Records about charts and figures:
.....

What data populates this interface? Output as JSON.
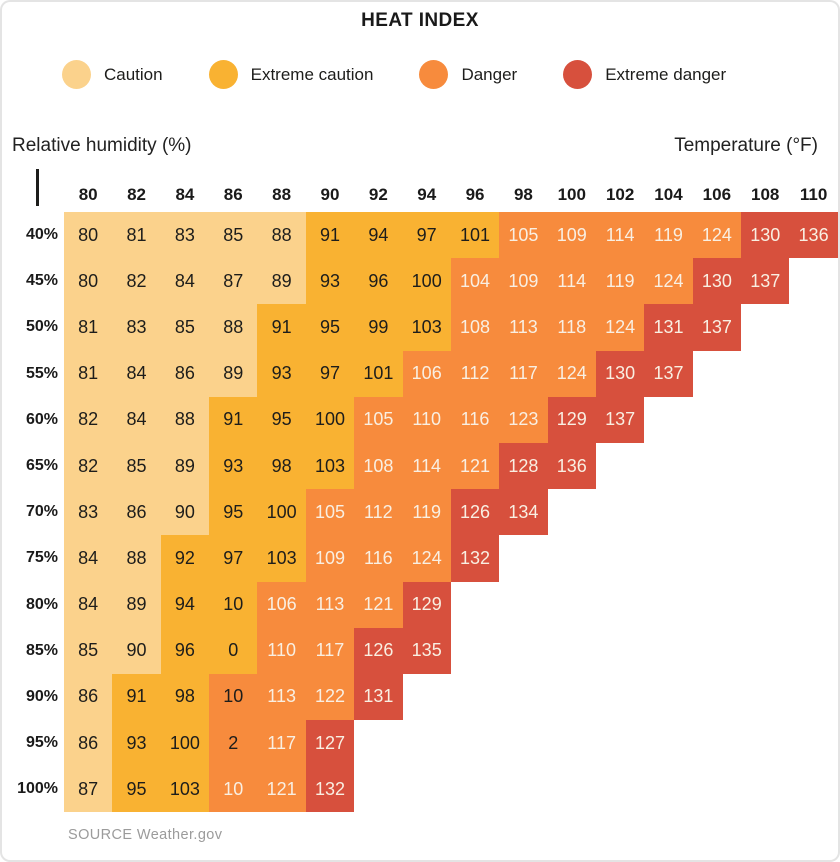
{
  "title": "HEAT INDEX",
  "legend": [
    {
      "label": "Caution",
      "color": "#FBD28C"
    },
    {
      "label": "Extreme caution",
      "color": "#F9B232"
    },
    {
      "label": "Danger",
      "color": "#F78B3D"
    },
    {
      "label": "Extreme danger",
      "color": "#D7503D"
    }
  ],
  "axis": {
    "left_label": "Relative humidity (%)",
    "right_label": "Temperature (°F)"
  },
  "source": "SOURCE Weather.gov",
  "chart_data": {
    "type": "heatmap",
    "title": "HEAT INDEX",
    "xlabel": "Temperature (°F)",
    "ylabel": "Relative humidity (%)",
    "x_ticks": [
      "80",
      "82",
      "84",
      "86",
      "88",
      "90",
      "92",
      "94",
      "96",
      "98",
      "100",
      "102",
      "104",
      "106",
      "108",
      "110"
    ],
    "y_ticks": [
      "40%",
      "45%",
      "50%",
      "55%",
      "60%",
      "65%",
      "70%",
      "75%",
      "80%",
      "85%",
      "90%",
      "95%",
      "100%"
    ],
    "legend_position": "top",
    "category_names": {
      "c": "Caution",
      "e": "Extreme caution",
      "d": "Danger",
      "x": "Extreme danger"
    },
    "colors": {
      "c": "#FBD28C",
      "e": "#F9B232",
      "d": "#F78B3D",
      "x": "#D7503D"
    },
    "text_colors": {
      "dark": "#1d1d1b",
      "light": "#F9EFE2"
    },
    "rows": [
      {
        "label": "40%",
        "cells": [
          [
            "80",
            "c"
          ],
          [
            "81",
            "c"
          ],
          [
            "83",
            "c"
          ],
          [
            "85",
            "c"
          ],
          [
            "88",
            "c"
          ],
          [
            "91",
            "e"
          ],
          [
            "94",
            "e"
          ],
          [
            "97",
            "e"
          ],
          [
            "101",
            "e"
          ],
          [
            "105",
            "d"
          ],
          [
            "109",
            "d"
          ],
          [
            "114",
            "d"
          ],
          [
            "119",
            "d"
          ],
          [
            "124",
            "d"
          ],
          [
            "130",
            "x"
          ],
          [
            "136",
            "x"
          ]
        ]
      },
      {
        "label": "45%",
        "cells": [
          [
            "80",
            "c"
          ],
          [
            "82",
            "c"
          ],
          [
            "84",
            "c"
          ],
          [
            "87",
            "c"
          ],
          [
            "89",
            "c"
          ],
          [
            "93",
            "e"
          ],
          [
            "96",
            "e"
          ],
          [
            "100",
            "e"
          ],
          [
            "104",
            "d"
          ],
          [
            "109",
            "d"
          ],
          [
            "114",
            "d"
          ],
          [
            "119",
            "d"
          ],
          [
            "124",
            "d"
          ],
          [
            "130",
            "x"
          ],
          [
            "137",
            "x"
          ]
        ]
      },
      {
        "label": "50%",
        "cells": [
          [
            "81",
            "c"
          ],
          [
            "83",
            "c"
          ],
          [
            "85",
            "c"
          ],
          [
            "88",
            "c"
          ],
          [
            "91",
            "e"
          ],
          [
            "95",
            "e"
          ],
          [
            "99",
            "e"
          ],
          [
            "103",
            "e"
          ],
          [
            "108",
            "d"
          ],
          [
            "113",
            "d"
          ],
          [
            "118",
            "d"
          ],
          [
            "124",
            "d"
          ],
          [
            "131",
            "x"
          ],
          [
            "137",
            "x"
          ]
        ]
      },
      {
        "label": "55%",
        "cells": [
          [
            "81",
            "c"
          ],
          [
            "84",
            "c"
          ],
          [
            "86",
            "c"
          ],
          [
            "89",
            "c"
          ],
          [
            "93",
            "e"
          ],
          [
            "97",
            "e"
          ],
          [
            "101",
            "e"
          ],
          [
            "106",
            "d"
          ],
          [
            "112",
            "d"
          ],
          [
            "117",
            "d"
          ],
          [
            "124",
            "d"
          ],
          [
            "130",
            "x"
          ],
          [
            "137",
            "x"
          ]
        ]
      },
      {
        "label": "60%",
        "cells": [
          [
            "82",
            "c"
          ],
          [
            "84",
            "c"
          ],
          [
            "88",
            "c"
          ],
          [
            "91",
            "e"
          ],
          [
            "95",
            "e"
          ],
          [
            "100",
            "e"
          ],
          [
            "105",
            "d"
          ],
          [
            "110",
            "d"
          ],
          [
            "116",
            "d"
          ],
          [
            "123",
            "d"
          ],
          [
            "129",
            "x"
          ],
          [
            "137",
            "x"
          ]
        ]
      },
      {
        "label": "65%",
        "cells": [
          [
            "82",
            "c"
          ],
          [
            "85",
            "c"
          ],
          [
            "89",
            "c"
          ],
          [
            "93",
            "e"
          ],
          [
            "98",
            "e"
          ],
          [
            "103",
            "e"
          ],
          [
            "108",
            "d"
          ],
          [
            "114",
            "d"
          ],
          [
            "121",
            "d"
          ],
          [
            "128",
            "x"
          ],
          [
            "136",
            "x"
          ]
        ]
      },
      {
        "label": "70%",
        "cells": [
          [
            "83",
            "c"
          ],
          [
            "86",
            "c"
          ],
          [
            "90",
            "c"
          ],
          [
            "95",
            "e"
          ],
          [
            "100",
            "e"
          ],
          [
            "105",
            "d"
          ],
          [
            "112",
            "d"
          ],
          [
            "119",
            "d"
          ],
          [
            "126",
            "x"
          ],
          [
            "134",
            "x"
          ]
        ]
      },
      {
        "label": "75%",
        "cells": [
          [
            "84",
            "c"
          ],
          [
            "88",
            "c"
          ],
          [
            "92",
            "e"
          ],
          [
            "97",
            "e"
          ],
          [
            "103",
            "e"
          ],
          [
            "109",
            "d"
          ],
          [
            "116",
            "d"
          ],
          [
            "124",
            "d"
          ],
          [
            "132",
            "x"
          ]
        ]
      },
      {
        "label": "80%",
        "cells": [
          [
            "84",
            "c"
          ],
          [
            "89",
            "c"
          ],
          [
            "94",
            "e"
          ],
          [
            "10",
            "e"
          ],
          [
            "106",
            "d"
          ],
          [
            "113",
            "d"
          ],
          [
            "121",
            "d"
          ],
          [
            "129",
            "x"
          ]
        ]
      },
      {
        "label": "85%",
        "cells": [
          [
            "85",
            "c"
          ],
          [
            "90",
            "c"
          ],
          [
            "96",
            "e"
          ],
          [
            "0",
            "e"
          ],
          [
            "110",
            "d"
          ],
          [
            "117",
            "d"
          ],
          [
            "126",
            "x"
          ],
          [
            "135",
            "x"
          ]
        ]
      },
      {
        "label": "90%",
        "cells": [
          [
            "86",
            "c"
          ],
          [
            "91",
            "e"
          ],
          [
            "98",
            "e"
          ],
          [
            "10",
            "d",
            "k"
          ],
          [
            "113",
            "d"
          ],
          [
            "122",
            "d"
          ],
          [
            "131",
            "x"
          ]
        ]
      },
      {
        "label": "95%",
        "cells": [
          [
            "86",
            "c"
          ],
          [
            "93",
            "e"
          ],
          [
            "100",
            "e"
          ],
          [
            "2",
            "d",
            "k"
          ],
          [
            "117",
            "d"
          ],
          [
            "127",
            "x"
          ]
        ]
      },
      {
        "label": "100%",
        "cells": [
          [
            "87",
            "c"
          ],
          [
            "95",
            "e"
          ],
          [
            "103",
            "e"
          ],
          [
            "10",
            "d"
          ],
          [
            "121",
            "d"
          ],
          [
            "132",
            "x"
          ]
        ]
      }
    ]
  }
}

.....

### EXERCISE TASK
In your copy of the records, include no pictures; repeat everything else exactly.

### ANSWER FOR THE TASK
What data populates this interface? Output as JSON.
{
  "title": "HEAT INDEX",
  "legend": [
    {
      "label": "Caution",
      "color": "#FBD28C"
    },
    {
      "label": "Extreme caution",
      "color": "#F9B232"
    },
    {
      "label": "Danger",
      "color": "#F78B3D"
    },
    {
      "label": "Extreme danger",
      "color": "#D7503D"
    }
  ],
  "axis": {
    "left_label": "Relative humidity (%)",
    "right_label": "Temperature (°F)"
  },
  "source": "SOURCE Weather.gov",
  "chart_data": {
    "type": "heatmap",
    "title": "HEAT INDEX",
    "xlabel": "Temperature (°F)",
    "ylabel": "Relative humidity (%)",
    "x_ticks": [
      "80",
      "82",
      "84",
      "86",
      "88",
      "90",
      "92",
      "94",
      "96",
      "98",
      "100",
      "102",
      "104",
      "106",
      "108",
      "110"
    ],
    "y_ticks": [
      "40%",
      "45%",
      "50%",
      "55%",
      "60%",
      "65%",
      "70%",
      "75%",
      "80%",
      "85%",
      "90%",
      "95%",
      "100%"
    ],
    "legend_position": "top",
    "category_names": {
      "c": "Caution",
      "e": "Extreme caution",
      "d": "Danger",
      "x": "Extreme danger"
    },
    "colors": {
      "c": "#FBD28C",
      "e": "#F9B232",
      "d": "#F78B3D",
      "x": "#D7503D"
    },
    "text_colors": {
      "dark": "#1d1d1b",
      "light": "#F9EFE2"
    },
    "rows": [
      {
        "label": "40%",
        "cells": [
          [
            "80",
            "c"
          ],
          [
            "81",
            "c"
          ],
          [
            "83",
            "c"
          ],
          [
            "85",
            "c"
          ],
          [
            "88",
            "c"
          ],
          [
            "91",
            "e"
          ],
          [
            "94",
            "e"
          ],
          [
            "97",
            "e"
          ],
          [
            "101",
            "e"
          ],
          [
            "105",
            "d"
          ],
          [
            "109",
            "d"
          ],
          [
            "114",
            "d"
          ],
          [
            "119",
            "d"
          ],
          [
            "124",
            "d"
          ],
          [
            "130",
            "x"
          ],
          [
            "136",
            "x"
          ]
        ]
      },
      {
        "label": "45%",
        "cells": [
          [
            "80",
            "c"
          ],
          [
            "82",
            "c"
          ],
          [
            "84",
            "c"
          ],
          [
            "87",
            "c"
          ],
          [
            "89",
            "c"
          ],
          [
            "93",
            "e"
          ],
          [
            "96",
            "e"
          ],
          [
            "100",
            "e"
          ],
          [
            "104",
            "d"
          ],
          [
            "109",
            "d"
          ],
          [
            "114",
            "d"
          ],
          [
            "119",
            "d"
          ],
          [
            "124",
            "d"
          ],
          [
            "130",
            "x"
          ],
          [
            "137",
            "x"
          ]
        ]
      },
      {
        "label": "50%",
        "cells": [
          [
            "81",
            "c"
          ],
          [
            "83",
            "c"
          ],
          [
            "85",
            "c"
          ],
          [
            "88",
            "c"
          ],
          [
            "91",
            "e"
          ],
          [
            "95",
            "e"
          ],
          [
            "99",
            "e"
          ],
          [
            "103",
            "e"
          ],
          [
            "108",
            "d"
          ],
          [
            "113",
            "d"
          ],
          [
            "118",
            "d"
          ],
          [
            "124",
            "d"
          ],
          [
            "131",
            "x"
          ],
          [
            "137",
            "x"
          ]
        ]
      },
      {
        "label": "55%",
        "cells": [
          [
            "81",
            "c"
          ],
          [
            "84",
            "c"
          ],
          [
            "86",
            "c"
          ],
          [
            "89",
            "c"
          ],
          [
            "93",
            "e"
          ],
          [
            "97",
            "e"
          ],
          [
            "101",
            "e"
          ],
          [
            "106",
            "d"
          ],
          [
            "112",
            "d"
          ],
          [
            "117",
            "d"
          ],
          [
            "124",
            "d"
          ],
          [
            "130",
            "x"
          ],
          [
            "137",
            "x"
          ]
        ]
      },
      {
        "label": "60%",
        "cells": [
          [
            "82",
            "c"
          ],
          [
            "84",
            "c"
          ],
          [
            "88",
            "c"
          ],
          [
            "91",
            "e"
          ],
          [
            "95",
            "e"
          ],
          [
            "100",
            "e"
          ],
          [
            "105",
            "d"
          ],
          [
            "110",
            "d"
          ],
          [
            "116",
            "d"
          ],
          [
            "123",
            "d"
          ],
          [
            "129",
            "x"
          ],
          [
            "137",
            "x"
          ]
        ]
      },
      {
        "label": "65%",
        "cells": [
          [
            "82",
            "c"
          ],
          [
            "85",
            "c"
          ],
          [
            "89",
            "c"
          ],
          [
            "93",
            "e"
          ],
          [
            "98",
            "e"
          ],
          [
            "103",
            "e"
          ],
          [
            "108",
            "d"
          ],
          [
            "114",
            "d"
          ],
          [
            "121",
            "d"
          ],
          [
            "128",
            "x"
          ],
          [
            "136",
            "x"
          ]
        ]
      },
      {
        "label": "70%",
        "cells": [
          [
            "83",
            "c"
          ],
          [
            "86",
            "c"
          ],
          [
            "90",
            "c"
          ],
          [
            "95",
            "e"
          ],
          [
            "100",
            "e"
          ],
          [
            "105",
            "d"
          ],
          [
            "112",
            "d"
          ],
          [
            "119",
            "d"
          ],
          [
            "126",
            "x"
          ],
          [
            "134",
            "x"
          ]
        ]
      },
      {
        "label": "75%",
        "cells": [
          [
            "84",
            "c"
          ],
          [
            "88",
            "c"
          ],
          [
            "92",
            "e"
          ],
          [
            "97",
            "e"
          ],
          [
            "103",
            "e"
          ],
          [
            "109",
            "d"
          ],
          [
            "116",
            "d"
          ],
          [
            "124",
            "d"
          ],
          [
            "132",
            "x"
          ]
        ]
      },
      {
        "label": "80%",
        "cells": [
          [
            "84",
            "c"
          ],
          [
            "89",
            "c"
          ],
          [
            "94",
            "e"
          ],
          [
            "10",
            "e"
          ],
          [
            "106",
            "d"
          ],
          [
            "113",
            "d"
          ],
          [
            "121",
            "d"
          ],
          [
            "129",
            "x"
          ]
        ]
      },
      {
        "label": "85%",
        "cells": [
          [
            "85",
            "c"
          ],
          [
            "90",
            "c"
          ],
          [
            "96",
            "e"
          ],
          [
            "0",
            "e"
          ],
          [
            "110",
            "d"
          ],
          [
            "117",
            "d"
          ],
          [
            "126",
            "x"
          ],
          [
            "135",
            "x"
          ]
        ]
      },
      {
        "label": "90%",
        "cells": [
          [
            "86",
            "c"
          ],
          [
            "91",
            "e"
          ],
          [
            "98",
            "e"
          ],
          [
            "10",
            "d",
            "k"
          ],
          [
            "113",
            "d"
          ],
          [
            "122",
            "d"
          ],
          [
            "131",
            "x"
          ]
        ]
      },
      {
        "label": "95%",
        "cells": [
          [
            "86",
            "c"
          ],
          [
            "93",
            "e"
          ],
          [
            "100",
            "e"
          ],
          [
            "2",
            "d",
            "k"
          ],
          [
            "117",
            "d"
          ],
          [
            "127",
            "x"
          ]
        ]
      },
      {
        "label": "100%",
        "cells": [
          [
            "87",
            "c"
          ],
          [
            "95",
            "e"
          ],
          [
            "103",
            "e"
          ],
          [
            "10",
            "d"
          ],
          [
            "121",
            "d"
          ],
          [
            "132",
            "x"
          ]
        ]
      }
    ]
  }
}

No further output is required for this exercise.